-- TEXTAUSZUG --
┏━━

# Gewässerkauf: Angelverein im Glück



## Danielsu83 (6. August 2021)

Hallo,

erstmal Herzlich Glückwunsch zum Coesfelder Verein. Ich wüsste gerne was die für den Kauf am Ende auf den Tisch gelegt haben.

Ich hoffe die lassen sich den Zaun und die Sicherheitskraft von der Firma Xella im Rahmen der Renaturierung bezahlen. 

Mfg

Daniel


----------



## Lajos1 (6. August 2021)

Danielsu83 schrieb:


> Hallo,
> 
> erstmal Herzlich Glückwunsch zum Coesfelder Verein. Ich wüsste gerne was die für den Kauf am Ende auf den Tisch gelegt haben.
> 
> ...


Hallo

also bei uns (Bayern) würde man da trotz der größeren, notwendigen Renaturierungsarbeiten schon mit so einer runden Million rechnen müssen (bißchen mehr, bißchen weniger, je nach Lage). Ein Zaun würde von der zuständigen Behörde nie genehmigt werden.

Petri Heil

Lajos


----------



## fishhawk (6. August 2021)

Hallo,

Glückwunsch an den Verein, ich hoffe, die haben in Zukunft viel Freude an dem Projekt.



Lajos1 schrieb:


> also bei uns (Bayern)


Ist der Gemeingebrauch auch nicht auf natürliche Gewässer beschränkt.  In NRW fallen m.W. künstlich geschaffene Gewässer nicht darunter, es sein denn, es wird von der zuständigen Behörde extra so verfügt.



Danielsu83 schrieb:


> im Rahmen der Renaturierung


Bleibt zu hoffen, dass sich daraus in einigen Jahren keine massiven Nachteile bei der anglerischen Nutzung ergeben.


----------



## Danielsu83 (6. August 2021)

Moin, 

das sind ja andere Verhältnisse in Bayern. Coesfeld ist ja in NRW fast bei uns um die Ecke. Hier sind die Preis zum Glück andere, wir haben ja vor ein paar Jahren einen ähnlichen See für um die 50 tsd. Euro gekauft. 

Bei uns Stand der Zaun in einem alten Renaturierungsplan mit drin, war Zeitweise wieder raus, aber nach einem Jahr Streit mit der Behörde, mit dazu gehörigem Beamtenmikado war es dann wieder genehmigt. 

Mfg

Daniel


----------



## Danielsu83 (6. August 2021)

fishhawk schrieb:


> Bleibt zu hoffen, dass sich daraus in einigen Jahren keine massiven Nachteile bei der anglerischen Nutzung ergeben.



Wenn der Verein sich nicht ganz duselig anstellt kann er die ja mit gestalten. Und wer clever genug ist nen See zu kaufen , bekommt auch das hin.


----------



## Naturliebhaber (6. August 2021)

Danielsu83 schrieb:


> Moin,
> 
> das sind ja andere Verhältnisse in Bayern. Coesfeld ist ja in NRW fast bei uns um die Ecke. Hier sind die Preis zum Glück andere, wir haben ja vor ein paar Jahren einen ähnlichen See für um die 50 tsd. Euro gekauft.
> 
> ...



50.000 € wurden hier in Mittelfranken im Nachbarort kürzlich für einen 0,6ha großen Karpfenweiher + 0,2ha großem Zuchtweiher + kleiner Holzhütte gezahlt.

┗━━

Welchen Preis nennt Danielsu83 in der Forumsdiskussion für den ähnlichen See, der vor ein paar Jahren gekauft wurde? Das anschließende Material hat mit der Forumsdiskussion nichts zu tun.

(Auszüge aus einer Sammlung von Datensätzen)
┏━━

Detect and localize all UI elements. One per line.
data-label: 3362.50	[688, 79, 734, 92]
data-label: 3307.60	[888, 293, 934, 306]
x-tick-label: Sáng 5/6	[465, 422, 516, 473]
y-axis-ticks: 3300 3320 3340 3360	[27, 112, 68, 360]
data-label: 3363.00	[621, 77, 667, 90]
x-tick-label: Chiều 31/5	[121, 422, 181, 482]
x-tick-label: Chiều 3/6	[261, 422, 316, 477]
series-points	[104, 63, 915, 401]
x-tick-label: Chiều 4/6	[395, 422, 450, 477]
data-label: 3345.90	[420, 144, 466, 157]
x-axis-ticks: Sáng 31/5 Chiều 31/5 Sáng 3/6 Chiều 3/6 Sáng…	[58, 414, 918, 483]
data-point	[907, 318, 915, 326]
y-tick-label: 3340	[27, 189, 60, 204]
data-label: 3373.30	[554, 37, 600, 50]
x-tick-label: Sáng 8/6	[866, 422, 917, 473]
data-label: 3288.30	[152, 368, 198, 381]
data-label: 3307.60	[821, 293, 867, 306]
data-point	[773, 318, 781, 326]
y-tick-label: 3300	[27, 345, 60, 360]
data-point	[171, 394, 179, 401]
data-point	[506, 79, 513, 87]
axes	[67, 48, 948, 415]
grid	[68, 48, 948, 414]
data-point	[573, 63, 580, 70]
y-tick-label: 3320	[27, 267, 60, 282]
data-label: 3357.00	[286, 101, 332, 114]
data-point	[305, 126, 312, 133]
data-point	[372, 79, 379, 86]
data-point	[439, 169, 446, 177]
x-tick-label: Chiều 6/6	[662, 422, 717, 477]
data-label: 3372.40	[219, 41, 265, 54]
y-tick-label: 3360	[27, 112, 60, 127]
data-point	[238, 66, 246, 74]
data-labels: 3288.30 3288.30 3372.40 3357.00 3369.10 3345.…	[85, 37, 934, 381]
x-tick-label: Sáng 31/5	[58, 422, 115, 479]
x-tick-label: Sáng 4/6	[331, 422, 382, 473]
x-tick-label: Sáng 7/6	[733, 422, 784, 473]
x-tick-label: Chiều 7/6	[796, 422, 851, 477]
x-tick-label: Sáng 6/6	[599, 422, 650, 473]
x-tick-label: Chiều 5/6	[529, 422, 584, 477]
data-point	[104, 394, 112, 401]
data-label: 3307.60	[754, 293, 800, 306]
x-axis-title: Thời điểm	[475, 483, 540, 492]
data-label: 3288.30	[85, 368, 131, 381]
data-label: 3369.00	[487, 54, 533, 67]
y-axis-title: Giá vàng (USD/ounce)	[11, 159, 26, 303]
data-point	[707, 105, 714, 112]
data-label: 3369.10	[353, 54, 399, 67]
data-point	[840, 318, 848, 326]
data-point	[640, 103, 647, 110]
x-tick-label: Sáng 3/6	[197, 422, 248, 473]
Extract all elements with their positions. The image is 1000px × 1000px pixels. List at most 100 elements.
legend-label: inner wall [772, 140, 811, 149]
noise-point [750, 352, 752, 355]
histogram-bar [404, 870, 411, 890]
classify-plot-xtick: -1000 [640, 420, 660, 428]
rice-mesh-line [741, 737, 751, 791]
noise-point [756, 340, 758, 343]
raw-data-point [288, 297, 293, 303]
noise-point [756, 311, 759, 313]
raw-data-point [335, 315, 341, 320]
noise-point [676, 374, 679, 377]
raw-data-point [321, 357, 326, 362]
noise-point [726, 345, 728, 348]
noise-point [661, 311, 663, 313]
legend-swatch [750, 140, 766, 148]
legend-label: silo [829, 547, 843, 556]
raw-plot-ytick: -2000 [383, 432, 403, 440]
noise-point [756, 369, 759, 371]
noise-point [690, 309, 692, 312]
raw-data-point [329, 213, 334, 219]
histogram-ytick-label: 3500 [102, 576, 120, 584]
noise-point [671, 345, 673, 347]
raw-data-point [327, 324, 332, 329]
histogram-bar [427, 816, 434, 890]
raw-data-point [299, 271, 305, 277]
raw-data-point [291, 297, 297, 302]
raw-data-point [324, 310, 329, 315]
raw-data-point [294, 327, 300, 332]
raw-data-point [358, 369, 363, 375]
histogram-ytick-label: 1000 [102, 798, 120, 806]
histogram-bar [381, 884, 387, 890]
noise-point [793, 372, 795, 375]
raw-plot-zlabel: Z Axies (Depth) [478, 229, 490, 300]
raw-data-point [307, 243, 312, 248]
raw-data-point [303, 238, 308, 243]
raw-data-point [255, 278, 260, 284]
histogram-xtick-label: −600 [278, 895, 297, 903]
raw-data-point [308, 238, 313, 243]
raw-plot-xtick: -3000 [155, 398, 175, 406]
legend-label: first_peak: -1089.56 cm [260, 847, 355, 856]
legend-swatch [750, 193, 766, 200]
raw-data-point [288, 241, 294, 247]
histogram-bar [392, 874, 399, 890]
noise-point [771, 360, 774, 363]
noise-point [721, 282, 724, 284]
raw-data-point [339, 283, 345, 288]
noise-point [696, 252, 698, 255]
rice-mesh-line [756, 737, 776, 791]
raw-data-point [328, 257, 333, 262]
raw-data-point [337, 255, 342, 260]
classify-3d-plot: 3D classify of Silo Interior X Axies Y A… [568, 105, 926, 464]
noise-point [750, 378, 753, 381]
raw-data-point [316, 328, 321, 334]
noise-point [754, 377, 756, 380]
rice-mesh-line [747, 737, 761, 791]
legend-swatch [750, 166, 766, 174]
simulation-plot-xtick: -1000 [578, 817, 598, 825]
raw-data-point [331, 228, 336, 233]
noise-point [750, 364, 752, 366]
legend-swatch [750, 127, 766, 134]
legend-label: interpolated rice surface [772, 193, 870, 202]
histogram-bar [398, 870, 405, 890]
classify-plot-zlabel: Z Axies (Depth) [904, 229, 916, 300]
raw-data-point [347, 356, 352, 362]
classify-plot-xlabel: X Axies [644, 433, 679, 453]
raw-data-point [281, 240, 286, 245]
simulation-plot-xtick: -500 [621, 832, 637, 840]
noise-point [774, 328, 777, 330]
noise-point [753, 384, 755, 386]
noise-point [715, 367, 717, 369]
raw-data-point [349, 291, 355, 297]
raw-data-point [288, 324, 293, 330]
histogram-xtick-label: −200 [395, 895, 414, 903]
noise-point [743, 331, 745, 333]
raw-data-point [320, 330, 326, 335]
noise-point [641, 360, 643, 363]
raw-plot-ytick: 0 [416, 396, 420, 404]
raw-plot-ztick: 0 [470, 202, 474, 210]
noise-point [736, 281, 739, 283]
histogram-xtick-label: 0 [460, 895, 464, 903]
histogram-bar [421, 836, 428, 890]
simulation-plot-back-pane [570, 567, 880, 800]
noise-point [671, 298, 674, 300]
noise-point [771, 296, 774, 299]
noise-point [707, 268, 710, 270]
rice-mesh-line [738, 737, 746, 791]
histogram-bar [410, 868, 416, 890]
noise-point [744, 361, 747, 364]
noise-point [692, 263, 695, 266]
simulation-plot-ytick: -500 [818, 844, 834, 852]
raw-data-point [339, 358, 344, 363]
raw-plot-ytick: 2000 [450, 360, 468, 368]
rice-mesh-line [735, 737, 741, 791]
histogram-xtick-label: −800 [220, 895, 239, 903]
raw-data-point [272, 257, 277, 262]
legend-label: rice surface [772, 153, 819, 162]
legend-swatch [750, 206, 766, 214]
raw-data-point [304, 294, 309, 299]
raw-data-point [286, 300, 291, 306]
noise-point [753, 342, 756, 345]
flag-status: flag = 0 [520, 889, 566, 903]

┗━━

-- MUSTERLÖSUNG --
Um die 50.000 Euro.